**To be done:** Are you able to retype all the records below exactly?

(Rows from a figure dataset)

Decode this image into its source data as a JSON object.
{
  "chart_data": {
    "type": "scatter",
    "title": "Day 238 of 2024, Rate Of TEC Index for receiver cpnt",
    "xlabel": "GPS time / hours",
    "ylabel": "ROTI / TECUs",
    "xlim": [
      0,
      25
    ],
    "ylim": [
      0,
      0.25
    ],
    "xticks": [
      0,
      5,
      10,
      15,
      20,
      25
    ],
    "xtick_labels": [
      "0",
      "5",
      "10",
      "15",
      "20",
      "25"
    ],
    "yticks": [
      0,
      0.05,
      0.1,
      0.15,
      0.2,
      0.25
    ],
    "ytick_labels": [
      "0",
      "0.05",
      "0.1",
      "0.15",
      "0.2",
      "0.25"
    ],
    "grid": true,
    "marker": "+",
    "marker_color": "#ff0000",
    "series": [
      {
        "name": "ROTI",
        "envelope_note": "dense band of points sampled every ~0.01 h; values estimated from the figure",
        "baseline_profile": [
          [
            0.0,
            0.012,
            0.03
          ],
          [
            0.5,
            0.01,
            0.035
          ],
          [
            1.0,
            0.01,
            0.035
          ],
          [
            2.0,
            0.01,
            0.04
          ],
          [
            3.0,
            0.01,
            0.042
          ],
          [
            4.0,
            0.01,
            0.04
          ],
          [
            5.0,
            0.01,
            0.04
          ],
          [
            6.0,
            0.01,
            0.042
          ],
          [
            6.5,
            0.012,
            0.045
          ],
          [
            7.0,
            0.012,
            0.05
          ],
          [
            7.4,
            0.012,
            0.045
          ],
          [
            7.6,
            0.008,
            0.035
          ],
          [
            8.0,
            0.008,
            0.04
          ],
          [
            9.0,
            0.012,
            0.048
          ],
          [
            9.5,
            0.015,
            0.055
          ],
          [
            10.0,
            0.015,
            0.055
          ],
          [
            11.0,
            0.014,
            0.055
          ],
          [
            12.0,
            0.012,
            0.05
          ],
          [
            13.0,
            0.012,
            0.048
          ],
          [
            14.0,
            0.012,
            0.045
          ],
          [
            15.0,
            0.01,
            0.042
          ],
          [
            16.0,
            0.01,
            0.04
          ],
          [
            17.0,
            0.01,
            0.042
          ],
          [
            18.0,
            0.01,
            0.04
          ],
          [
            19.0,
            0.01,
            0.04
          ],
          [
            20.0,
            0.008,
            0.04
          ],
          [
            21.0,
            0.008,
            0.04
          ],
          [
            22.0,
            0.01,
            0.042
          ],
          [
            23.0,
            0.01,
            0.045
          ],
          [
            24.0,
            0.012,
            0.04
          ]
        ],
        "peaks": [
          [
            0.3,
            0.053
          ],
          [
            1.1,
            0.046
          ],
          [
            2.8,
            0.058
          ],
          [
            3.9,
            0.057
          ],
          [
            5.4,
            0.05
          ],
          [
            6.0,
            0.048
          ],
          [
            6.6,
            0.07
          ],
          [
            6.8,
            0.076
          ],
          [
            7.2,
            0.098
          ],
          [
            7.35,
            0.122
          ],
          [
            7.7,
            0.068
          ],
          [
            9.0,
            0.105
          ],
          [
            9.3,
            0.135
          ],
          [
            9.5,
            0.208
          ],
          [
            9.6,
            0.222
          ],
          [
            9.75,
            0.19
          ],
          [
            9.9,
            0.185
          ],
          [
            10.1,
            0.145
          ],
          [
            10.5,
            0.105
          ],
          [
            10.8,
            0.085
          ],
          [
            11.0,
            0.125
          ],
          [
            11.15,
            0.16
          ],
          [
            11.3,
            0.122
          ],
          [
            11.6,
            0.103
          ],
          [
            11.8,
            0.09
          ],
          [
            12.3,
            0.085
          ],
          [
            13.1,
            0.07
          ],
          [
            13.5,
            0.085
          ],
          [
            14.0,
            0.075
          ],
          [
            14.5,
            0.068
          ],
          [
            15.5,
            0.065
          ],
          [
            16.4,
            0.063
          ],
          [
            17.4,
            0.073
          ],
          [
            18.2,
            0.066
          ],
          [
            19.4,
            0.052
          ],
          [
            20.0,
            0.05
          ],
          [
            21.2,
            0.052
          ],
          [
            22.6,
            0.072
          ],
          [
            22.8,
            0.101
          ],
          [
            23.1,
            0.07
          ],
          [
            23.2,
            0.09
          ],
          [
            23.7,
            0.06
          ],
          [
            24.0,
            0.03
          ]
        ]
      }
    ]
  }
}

**Written solution:**
Decode this image into its source data as a JSON object.
{
  "chart_data": {
    "type": "scatter",
    "title": "Day 238 of 2024, Rate Of TEC Index for receiver cpnt",
    "xlabel": "GPS time / hours",
    "ylabel": "ROTI / TECUs",
    "xlim": [
      0,
      25
    ],
    "ylim": [
      0,
      0.25
    ],
    "xticks": [
      0,
      5,
      10,
      15,
      20,
      25
    ],
    "xtick_labels": [
      "0",
      "5",
      "10",
      "15",
      "20",
      "25"
    ],
    "yticks": [
      0,
      0.05,
      0.1,
      0.15,
      0.2,
      0.25
    ],
    "ytick_labels": [
      "0",
      "0.05",
      "0.1",
      "0.15",
      "0.2",
      "0.25"
    ],
    "grid": true,
    "marker": "+",
    "marker_color": "#ff0000",
    "series": [
      {
        "name": "ROTI",
        "envelope_note": "dense band of points sampled every ~0.01 h; values estimated from the figure",
        "baseline_profile": [
          [
            0.0,
            0.012,
            0.03
          ],
          [
            0.5,
            0.01,
            0.035
          ],
          [
            1.0,
            0.01,
            0.035
          ],
          [
            2.0,
            0.01,
            0.04
          ],
          [
            3.0,
            0.01,
            0.042
          ],
          [
            4.0,
            0.01,
            0.04
          ],
          [
            5.0,
            0.01,
            0.04
          ],
          [
            6.0,
            0.01,
            0.042
          ],
          [
            6.5,
            0.012,
            0.045
          ],
          [
            7.0,
            0.012,
            0.05
          ],
          [
            7.4,
            0.012,
            0.045
          ],
          [
            7.6,
            0.008,
            0.035
          ],
          [
            8.0,
            0.008,
            0.04
          ],
          [
            9.0,
            0.012,
            0.048
          ],
          [
            9.5,
            0.015,
            0.055
          ],
          [
            10.0,
            0.015,
            0.055
          ],
          [
            11.0,
            0.014,
            0.055
          ],
          [
            12.0,
            0.012,
            0.05
          ],
          [
            13.0,
            0.012,
            0.048
          ],
          [
            14.0,
            0.012,
            0.045
          ],
          [
            15.0,
            0.01,
            0.042
          ],
          [
            16.0,
            0.01,
            0.04
          ],
          [
            17.0,
            0.01,
            0.042
          ],
          [
            18.0,
            0.01,
            0.04
          ],
          [
            19.0,
            0.01,
            0.04
          ],
          [
            20.0,
            0.008,
            0.04
          ],
          [
            21.0,
            0.008,
            0.04
          ],
          [
            22.0,
            0.01,
            0.042
          ],
          [
            23.0,
            0.01,
            0.045
          ],
          [
            24.0,
            0.012,
            0.04
          ]
        ],
        "peaks": [
          [
            0.3,
            0.053
          ],
          [
            1.1,
            0.046
          ],
          [
            2.8,
            0.058
          ],
          [
            3.9,
            0.057
          ],
          [
            5.4,
            0.05
          ],
          [
            6.0,
            0.048
          ],
          [
            6.6,
            0.07
          ],
          [
            6.8,
            0.076
          ],
          [
            7.2,
            0.098
          ],
          [
            7.35,
            0.122
          ],
          [
            7.7,
            0.068
          ],
          [
            9.0,
            0.105
          ],
          [
            9.3,
            0.135
          ],
          [
            9.5,
            0.208
          ],
          [
            9.6,
            0.222
          ],
          [
            9.75,
            0.19
          ],
          [
            9.9,
            0.185
          ],
          [
            10.1,
            0.145
          ],
          [
            10.5,
            0.105
          ],
          [
            10.8,
            0.085
          ],
          [
            11.0,
            0.125
          ],
          [
            11.15,
            0.16
          ],
          [
            11.3,
            0.122
          ],
          [
            11.6,
            0.103
          ],
          [
            11.8,
            0.09
          ],
          [
            12.3,
            0.085
          ],
          [
            13.1,
            0.07
          ],
          [
            13.5,
            0.085
          ],
          [
            14.0,
            0.075
          ],
          [
            14.5,
            0.068
          ],
          [
            15.5,
            0.065
          ],
          [
            16.4,
            0.063
          ],
          [
            17.4,
            0.073
          ],
          [
            18.2,
            0.066
          ],
          [
            19.4,
            0.052
          ],
          [
            20.0,
            0.05
          ],
          [
            21.2,
            0.052
          ],
          [
            22.6,
            0.072
          ],
          [
            22.8,
            0.101
          ],
          [
            23.1,
            0.07
          ],
          [
            23.2,
            0.09
          ],
          [
            23.7,
            0.06
          ],
          [
            24.0,
            0.03
          ]
        ]
      }
    ]
  }
}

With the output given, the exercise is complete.